● SHORT TASK:
Repeat the listing in full, preserving every character.

● DATASET EXCERPTS:
-----

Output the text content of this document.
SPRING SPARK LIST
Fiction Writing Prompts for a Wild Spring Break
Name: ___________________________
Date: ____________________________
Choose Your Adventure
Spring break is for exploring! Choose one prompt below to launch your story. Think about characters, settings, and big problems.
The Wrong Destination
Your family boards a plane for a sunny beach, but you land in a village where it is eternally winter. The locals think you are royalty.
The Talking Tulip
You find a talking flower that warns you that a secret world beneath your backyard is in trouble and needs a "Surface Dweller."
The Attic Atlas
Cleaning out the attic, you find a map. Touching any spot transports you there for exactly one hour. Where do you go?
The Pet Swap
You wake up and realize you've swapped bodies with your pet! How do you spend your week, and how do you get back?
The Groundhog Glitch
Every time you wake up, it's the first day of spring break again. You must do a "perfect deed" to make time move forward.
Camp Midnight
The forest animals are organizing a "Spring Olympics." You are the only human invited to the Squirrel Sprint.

-----

● EXERCISE RESULT:
Output the text content of this document.
SPRING SPARK LIST
Fiction Writing Prompts for a Wild Spring Break
Name: ___________________________
Date: ____________________________
Choose Your Adventure
Spring break is for exploring! Choose one prompt below to launch your story. Think about characters, settings, and big problems.
The Wrong Destination
Your family boards a plane for a sunny beach, but you land in a village where it is eternally winter. The locals think you are royalty.
The Talking Tulip
You find a talking flower that warns you that a secret world beneath your backyard is in trouble and needs a "Surface Dweller."
The Attic Atlas
Cleaning out the attic, you find a map. Touching any spot transports you there for exactly one hour. Where do you go?
The Pet Swap
You wake up and realize you've swapped bodies with your pet! How do you spend your week, and how do you get back?
The Groundhog Glitch
Every time you wake up, it's the first day of spring break again. You must do a "perfect deed" to make time move forward.
Camp Midnight
The forest animals are organizing a "Spring Olympics." You are the only human invited to the Squirrel Sprint.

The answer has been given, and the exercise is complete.